Below are some entries. Output each one exactly as it appears.

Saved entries
▬▬▬▬▬▬

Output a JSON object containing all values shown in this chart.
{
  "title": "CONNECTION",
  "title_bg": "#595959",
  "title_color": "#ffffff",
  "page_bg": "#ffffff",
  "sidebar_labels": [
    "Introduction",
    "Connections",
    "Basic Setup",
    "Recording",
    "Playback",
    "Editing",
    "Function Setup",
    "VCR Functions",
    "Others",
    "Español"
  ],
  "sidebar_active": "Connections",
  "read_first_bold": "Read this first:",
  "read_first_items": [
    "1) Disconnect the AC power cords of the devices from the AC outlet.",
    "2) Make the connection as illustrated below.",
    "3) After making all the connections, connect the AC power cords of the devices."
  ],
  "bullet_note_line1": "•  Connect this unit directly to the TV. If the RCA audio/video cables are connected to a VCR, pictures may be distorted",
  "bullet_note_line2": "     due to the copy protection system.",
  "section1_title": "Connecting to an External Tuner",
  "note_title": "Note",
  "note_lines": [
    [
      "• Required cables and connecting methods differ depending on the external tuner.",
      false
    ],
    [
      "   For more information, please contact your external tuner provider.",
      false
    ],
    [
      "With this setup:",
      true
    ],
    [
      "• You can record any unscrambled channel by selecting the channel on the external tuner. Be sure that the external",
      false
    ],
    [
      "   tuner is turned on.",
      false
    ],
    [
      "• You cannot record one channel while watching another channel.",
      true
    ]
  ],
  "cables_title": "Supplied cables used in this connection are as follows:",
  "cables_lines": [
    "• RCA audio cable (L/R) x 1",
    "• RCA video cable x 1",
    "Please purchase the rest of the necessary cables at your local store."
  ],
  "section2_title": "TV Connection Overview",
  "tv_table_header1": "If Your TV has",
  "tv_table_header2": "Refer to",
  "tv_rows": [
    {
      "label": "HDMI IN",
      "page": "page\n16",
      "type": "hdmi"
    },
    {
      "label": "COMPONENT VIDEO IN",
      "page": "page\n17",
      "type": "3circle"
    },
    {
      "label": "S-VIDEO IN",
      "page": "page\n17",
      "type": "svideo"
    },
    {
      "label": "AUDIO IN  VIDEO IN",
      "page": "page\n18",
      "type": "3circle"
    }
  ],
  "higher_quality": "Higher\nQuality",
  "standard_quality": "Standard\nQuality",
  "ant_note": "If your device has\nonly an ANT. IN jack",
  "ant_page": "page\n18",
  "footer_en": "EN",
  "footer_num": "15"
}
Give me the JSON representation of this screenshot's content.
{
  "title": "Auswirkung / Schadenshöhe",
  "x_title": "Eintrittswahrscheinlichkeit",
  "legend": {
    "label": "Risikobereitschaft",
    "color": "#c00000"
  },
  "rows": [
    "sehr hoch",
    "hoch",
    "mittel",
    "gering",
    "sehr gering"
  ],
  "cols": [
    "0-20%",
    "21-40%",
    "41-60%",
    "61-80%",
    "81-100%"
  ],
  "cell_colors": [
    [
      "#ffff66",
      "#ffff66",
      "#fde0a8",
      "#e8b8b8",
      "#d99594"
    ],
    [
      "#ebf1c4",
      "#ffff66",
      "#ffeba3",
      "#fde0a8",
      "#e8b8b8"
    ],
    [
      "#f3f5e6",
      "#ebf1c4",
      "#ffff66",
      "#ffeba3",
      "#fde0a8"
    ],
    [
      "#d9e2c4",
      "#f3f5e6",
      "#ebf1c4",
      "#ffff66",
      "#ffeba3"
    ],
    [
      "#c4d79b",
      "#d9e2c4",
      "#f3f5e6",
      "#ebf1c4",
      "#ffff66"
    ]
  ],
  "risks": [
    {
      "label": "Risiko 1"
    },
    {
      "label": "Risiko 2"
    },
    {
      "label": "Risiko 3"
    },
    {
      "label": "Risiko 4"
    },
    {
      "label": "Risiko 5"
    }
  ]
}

▬▬▬▬▬▬

■ OUTPUT FOR THIS EXERCISE:
Output a JSON object containing all values shown in this chart.
{
  "title": "CONNECTION",
  "title_bg": "#595959",
  "title_color": "#ffffff",
  "page_bg": "#ffffff",
  "sidebar_labels": [
    "Introduction",
    "Connections",
    "Basic Setup",
    "Recording",
    "Playback",
    "Editing",
    "Function Setup",
    "VCR Functions",
    "Others",
    "Español"
  ],
  "sidebar_active": "Connections",
  "read_first_bold": "Read this first:",
  "read_first_items": [
    "1) Disconnect the AC power cords of the devices from the AC outlet.",
    "2) Make the connection as illustrated below.",
    "3) After making all the connections, connect the AC power cords of the devices."
  ],
  "bullet_note_line1": "•  Connect this unit directly to the TV. If the RCA audio/video cables are connected to a VCR, pictures may be distorted",
  "bullet_note_line2": "     due to the copy protection system.",
  "section1_title": "Connecting to an External Tuner",
  "note_title": "Note",
  "note_lines": [
    [
      "• Required cables and connecting methods differ depending on the external tuner.",
      false
    ],
    [
      "   For more information, please contact your external tuner provider.",
      false
    ],
    [
      "With this setup:",
      true
    ],
    [
      "• You can record any unscrambled channel by selecting the channel on the external tuner. Be sure that the external",
      false
    ],
    [
      "   tuner is turned on.",
      false
    ],
    [
      "• You cannot record one channel while watching another channel.",
      true
    ]
  ],
  "cables_title": "Supplied cables used in this connection are as follows:",
  "cables_lines": [
    "• RCA audio cable (L/R) x 1",
    "• RCA video cable x 1",
    "Please purchase the rest of the necessary cables at your local store."
  ],
  "section2_title": "TV Connection Overview",
  "tv_table_header1": "If Your TV has",
  "tv_table_header2": "Refer to",
  "tv_rows": [
    {
      "label": "HDMI IN",
      "page": "page\n16",
      "type": "hdmi"
    },
    {
      "label": "COMPONENT VIDEO IN",
      "page": "page\n17",
      "type": "3circle"
    },
    {
      "label": "S-VIDEO IN",
      "page": "page\n17",
      "type": "svideo"
    },
    {
      "label": "AUDIO IN  VIDEO IN",
      "page": "page\n18",
      "type": "3circle"
    }
  ],
  "higher_quality": "Higher\nQuality",
  "standard_quality": "Standard\nQuality",
  "ant_note": "If your device has\nonly an ANT. IN jack",
  "ant_page": "page\n18",
  "footer_en": "EN",
  "footer_num": "15"
}
Give me the JSON representation of this screenshot's content.
{
  "title": "Auswirkung / Schadenshöhe",
  "x_title": "Eintrittswahrscheinlichkeit",
  "legend": {
    "label": "Risikobereitschaft",
    "color": "#c00000"
  },
  "rows": [
    "sehr hoch",
    "hoch",
    "mittel",
    "gering",
    "sehr gering"
  ],
  "cols": [
    "0-20%",
    "21-40%",
    "41-60%",
    "61-80%",
    "81-100%"
  ],
  "cell_colors": [
    [
      "#ffff66",
      "#ffff66",
      "#fde0a8",
      "#e8b8b8",
      "#d99594"
    ],
    [
      "#ebf1c4",
      "#ffff66",
      "#ffeba3",
      "#fde0a8",
      "#e8b8b8"
    ],
    [
      "#f3f5e6",
      "#ebf1c4",
      "#ffff66",
      "#ffeba3",
      "#fde0a8"
    ],
    [
      "#d9e2c4",
      "#f3f5e6",
      "#ebf1c4",
      "#ffff66",
      "#ffeba3"
    ],
    [
      "#c4d79b",
      "#d9e2c4",
      "#f3f5e6",
      "#ebf1c4",
      "#ffff66"
    ]
  ],
  "risks": [
    {
      "label": "Risiko 1"
    },
    {
      "label": "Risiko 2"
    },
    {
      "label": "Risiko 3"
    },
    {
      "label": "Risiko 4"
    },
    {
      "label": "Risiko 5"
    }
  ]
}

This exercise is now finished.